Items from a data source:
+---+
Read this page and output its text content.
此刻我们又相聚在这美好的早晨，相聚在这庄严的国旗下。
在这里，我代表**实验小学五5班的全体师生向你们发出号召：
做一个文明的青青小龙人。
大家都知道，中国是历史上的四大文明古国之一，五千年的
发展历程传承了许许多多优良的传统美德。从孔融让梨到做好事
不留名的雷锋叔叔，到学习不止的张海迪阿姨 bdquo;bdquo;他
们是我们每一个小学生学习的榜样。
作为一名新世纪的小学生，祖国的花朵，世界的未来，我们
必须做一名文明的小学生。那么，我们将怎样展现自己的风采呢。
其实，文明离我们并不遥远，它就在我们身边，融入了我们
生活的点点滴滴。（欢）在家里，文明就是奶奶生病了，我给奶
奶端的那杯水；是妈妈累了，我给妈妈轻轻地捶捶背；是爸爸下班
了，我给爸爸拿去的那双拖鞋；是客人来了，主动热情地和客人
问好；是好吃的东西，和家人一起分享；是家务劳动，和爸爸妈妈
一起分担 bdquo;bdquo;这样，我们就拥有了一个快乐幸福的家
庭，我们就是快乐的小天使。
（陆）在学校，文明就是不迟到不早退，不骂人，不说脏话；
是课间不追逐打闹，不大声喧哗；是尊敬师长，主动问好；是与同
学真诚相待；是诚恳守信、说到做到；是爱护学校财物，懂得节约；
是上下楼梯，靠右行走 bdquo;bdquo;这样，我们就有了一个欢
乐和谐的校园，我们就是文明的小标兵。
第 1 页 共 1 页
+---+
Task statement: Check each line of the entries above, and show every one holding the word "bdquo".

Complete response:
不留名的雷锋叔叔，到学习不止的张海迪阿姨 bdquo;bdquo;他
一起分担 bdquo;bdquo;这样，我们就拥有了一个快乐幸福的家
是上下楼梯，靠右行走 bdquo;bdquo;这样，我们就有了一个欢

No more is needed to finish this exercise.